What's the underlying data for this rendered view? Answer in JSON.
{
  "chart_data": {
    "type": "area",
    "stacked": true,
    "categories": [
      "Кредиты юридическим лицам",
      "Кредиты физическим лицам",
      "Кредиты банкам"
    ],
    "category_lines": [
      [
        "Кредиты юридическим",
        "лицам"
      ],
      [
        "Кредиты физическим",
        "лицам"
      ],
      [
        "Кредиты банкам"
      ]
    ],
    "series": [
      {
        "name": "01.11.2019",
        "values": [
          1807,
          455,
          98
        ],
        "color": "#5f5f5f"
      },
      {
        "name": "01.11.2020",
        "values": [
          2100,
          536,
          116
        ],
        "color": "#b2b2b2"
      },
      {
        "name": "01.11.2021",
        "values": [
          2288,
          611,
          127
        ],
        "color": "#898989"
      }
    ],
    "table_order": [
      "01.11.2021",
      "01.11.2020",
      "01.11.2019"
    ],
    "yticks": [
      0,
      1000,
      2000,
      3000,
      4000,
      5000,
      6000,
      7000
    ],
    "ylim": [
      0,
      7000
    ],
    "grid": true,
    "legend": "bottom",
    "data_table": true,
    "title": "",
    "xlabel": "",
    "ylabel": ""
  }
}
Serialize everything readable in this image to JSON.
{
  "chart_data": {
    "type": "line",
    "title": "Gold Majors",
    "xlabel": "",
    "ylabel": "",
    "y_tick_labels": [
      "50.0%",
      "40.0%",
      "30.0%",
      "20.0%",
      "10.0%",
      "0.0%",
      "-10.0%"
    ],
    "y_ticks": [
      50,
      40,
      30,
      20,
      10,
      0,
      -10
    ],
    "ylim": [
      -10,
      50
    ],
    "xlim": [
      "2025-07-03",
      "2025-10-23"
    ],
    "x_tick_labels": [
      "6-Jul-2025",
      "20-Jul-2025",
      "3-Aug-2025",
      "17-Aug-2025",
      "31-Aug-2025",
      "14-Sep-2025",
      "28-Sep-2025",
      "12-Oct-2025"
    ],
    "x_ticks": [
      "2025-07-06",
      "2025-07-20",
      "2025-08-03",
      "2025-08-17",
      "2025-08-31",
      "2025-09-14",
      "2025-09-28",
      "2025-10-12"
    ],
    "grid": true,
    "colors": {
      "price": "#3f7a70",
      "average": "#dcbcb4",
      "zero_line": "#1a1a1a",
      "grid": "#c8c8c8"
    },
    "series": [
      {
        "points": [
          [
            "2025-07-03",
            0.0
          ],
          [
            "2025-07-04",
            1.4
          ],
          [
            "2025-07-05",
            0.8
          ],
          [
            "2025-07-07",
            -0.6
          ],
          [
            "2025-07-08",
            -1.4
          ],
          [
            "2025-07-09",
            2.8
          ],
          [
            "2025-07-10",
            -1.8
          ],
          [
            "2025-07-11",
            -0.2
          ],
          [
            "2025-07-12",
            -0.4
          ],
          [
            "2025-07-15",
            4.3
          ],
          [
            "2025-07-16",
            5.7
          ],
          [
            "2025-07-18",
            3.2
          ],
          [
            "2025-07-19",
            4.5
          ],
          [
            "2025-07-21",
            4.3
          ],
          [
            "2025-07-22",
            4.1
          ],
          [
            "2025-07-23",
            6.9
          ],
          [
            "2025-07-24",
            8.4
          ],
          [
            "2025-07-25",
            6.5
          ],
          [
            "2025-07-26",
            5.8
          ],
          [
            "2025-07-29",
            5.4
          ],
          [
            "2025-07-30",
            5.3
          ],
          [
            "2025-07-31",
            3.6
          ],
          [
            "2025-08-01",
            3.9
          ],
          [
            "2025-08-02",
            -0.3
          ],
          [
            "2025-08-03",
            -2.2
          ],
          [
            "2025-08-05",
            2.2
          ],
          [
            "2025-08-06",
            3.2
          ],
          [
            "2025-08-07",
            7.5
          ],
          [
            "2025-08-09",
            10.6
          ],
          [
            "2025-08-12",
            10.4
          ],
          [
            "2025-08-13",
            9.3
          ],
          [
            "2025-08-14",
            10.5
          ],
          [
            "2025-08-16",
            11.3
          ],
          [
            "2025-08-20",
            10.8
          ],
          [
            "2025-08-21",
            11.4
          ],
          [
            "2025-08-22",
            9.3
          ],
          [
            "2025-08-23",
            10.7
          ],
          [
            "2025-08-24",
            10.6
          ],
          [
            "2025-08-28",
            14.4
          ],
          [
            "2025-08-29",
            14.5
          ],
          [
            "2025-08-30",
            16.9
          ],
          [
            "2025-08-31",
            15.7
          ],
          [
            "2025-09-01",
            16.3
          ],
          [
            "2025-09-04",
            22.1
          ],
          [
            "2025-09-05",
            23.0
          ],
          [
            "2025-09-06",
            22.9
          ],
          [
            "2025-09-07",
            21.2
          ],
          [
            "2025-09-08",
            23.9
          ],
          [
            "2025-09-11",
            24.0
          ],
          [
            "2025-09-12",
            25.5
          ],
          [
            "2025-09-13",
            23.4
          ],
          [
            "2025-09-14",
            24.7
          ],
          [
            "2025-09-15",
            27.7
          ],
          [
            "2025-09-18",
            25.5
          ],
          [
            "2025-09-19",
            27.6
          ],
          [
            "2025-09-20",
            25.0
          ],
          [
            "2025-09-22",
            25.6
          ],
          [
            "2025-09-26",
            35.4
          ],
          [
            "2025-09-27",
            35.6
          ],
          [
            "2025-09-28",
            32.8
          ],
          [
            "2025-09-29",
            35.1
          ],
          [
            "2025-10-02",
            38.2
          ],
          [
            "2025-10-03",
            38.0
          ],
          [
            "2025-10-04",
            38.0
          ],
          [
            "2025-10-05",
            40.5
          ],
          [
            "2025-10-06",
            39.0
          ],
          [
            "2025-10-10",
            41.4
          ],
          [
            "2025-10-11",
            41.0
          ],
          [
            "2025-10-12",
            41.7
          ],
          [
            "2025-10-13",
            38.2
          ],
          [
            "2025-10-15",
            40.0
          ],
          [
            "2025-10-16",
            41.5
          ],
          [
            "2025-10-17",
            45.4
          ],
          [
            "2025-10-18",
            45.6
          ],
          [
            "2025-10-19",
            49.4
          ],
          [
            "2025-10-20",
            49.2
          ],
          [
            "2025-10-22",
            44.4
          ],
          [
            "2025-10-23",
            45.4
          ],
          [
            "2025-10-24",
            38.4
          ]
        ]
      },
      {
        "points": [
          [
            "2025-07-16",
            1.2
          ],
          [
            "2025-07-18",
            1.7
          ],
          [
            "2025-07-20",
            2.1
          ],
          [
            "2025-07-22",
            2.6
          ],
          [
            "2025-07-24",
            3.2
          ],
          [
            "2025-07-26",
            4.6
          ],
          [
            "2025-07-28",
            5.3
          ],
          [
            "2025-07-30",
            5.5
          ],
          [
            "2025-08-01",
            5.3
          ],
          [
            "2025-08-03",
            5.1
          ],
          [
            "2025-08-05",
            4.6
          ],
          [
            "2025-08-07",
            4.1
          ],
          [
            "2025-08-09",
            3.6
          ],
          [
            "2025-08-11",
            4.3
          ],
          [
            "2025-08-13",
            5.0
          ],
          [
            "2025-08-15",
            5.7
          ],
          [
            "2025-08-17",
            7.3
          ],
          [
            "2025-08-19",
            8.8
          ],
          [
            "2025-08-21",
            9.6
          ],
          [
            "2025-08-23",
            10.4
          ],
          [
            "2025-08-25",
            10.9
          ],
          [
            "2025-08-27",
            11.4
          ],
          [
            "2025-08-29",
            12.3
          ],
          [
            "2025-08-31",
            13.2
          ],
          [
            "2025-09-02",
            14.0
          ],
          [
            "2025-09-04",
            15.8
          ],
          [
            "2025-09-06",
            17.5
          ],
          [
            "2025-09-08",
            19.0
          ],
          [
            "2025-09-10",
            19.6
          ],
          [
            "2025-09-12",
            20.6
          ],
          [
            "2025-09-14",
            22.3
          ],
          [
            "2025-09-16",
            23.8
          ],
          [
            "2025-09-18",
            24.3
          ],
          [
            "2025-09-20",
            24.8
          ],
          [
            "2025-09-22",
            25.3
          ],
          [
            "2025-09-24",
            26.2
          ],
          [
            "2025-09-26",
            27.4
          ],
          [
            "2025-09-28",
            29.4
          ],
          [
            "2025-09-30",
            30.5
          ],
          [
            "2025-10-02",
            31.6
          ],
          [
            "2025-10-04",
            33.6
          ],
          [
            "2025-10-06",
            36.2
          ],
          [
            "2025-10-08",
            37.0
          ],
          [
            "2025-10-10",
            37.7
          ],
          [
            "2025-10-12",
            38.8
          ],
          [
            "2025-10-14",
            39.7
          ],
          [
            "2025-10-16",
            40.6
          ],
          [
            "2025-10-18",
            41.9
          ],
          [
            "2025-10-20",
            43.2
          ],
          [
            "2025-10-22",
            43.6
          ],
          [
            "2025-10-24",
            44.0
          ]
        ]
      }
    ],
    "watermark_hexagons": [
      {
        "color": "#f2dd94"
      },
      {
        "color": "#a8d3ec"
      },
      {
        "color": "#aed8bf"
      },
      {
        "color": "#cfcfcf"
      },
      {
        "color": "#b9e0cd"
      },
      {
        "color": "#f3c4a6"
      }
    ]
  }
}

#####

#### WHAT THE EXERCISE ASKS
Check each line of the records for "юридическим" and copy the ones that contain it.

#### PROBLEM SOLUTION
      "Кредиты юридическим лицам",
        "Кредиты юридическим",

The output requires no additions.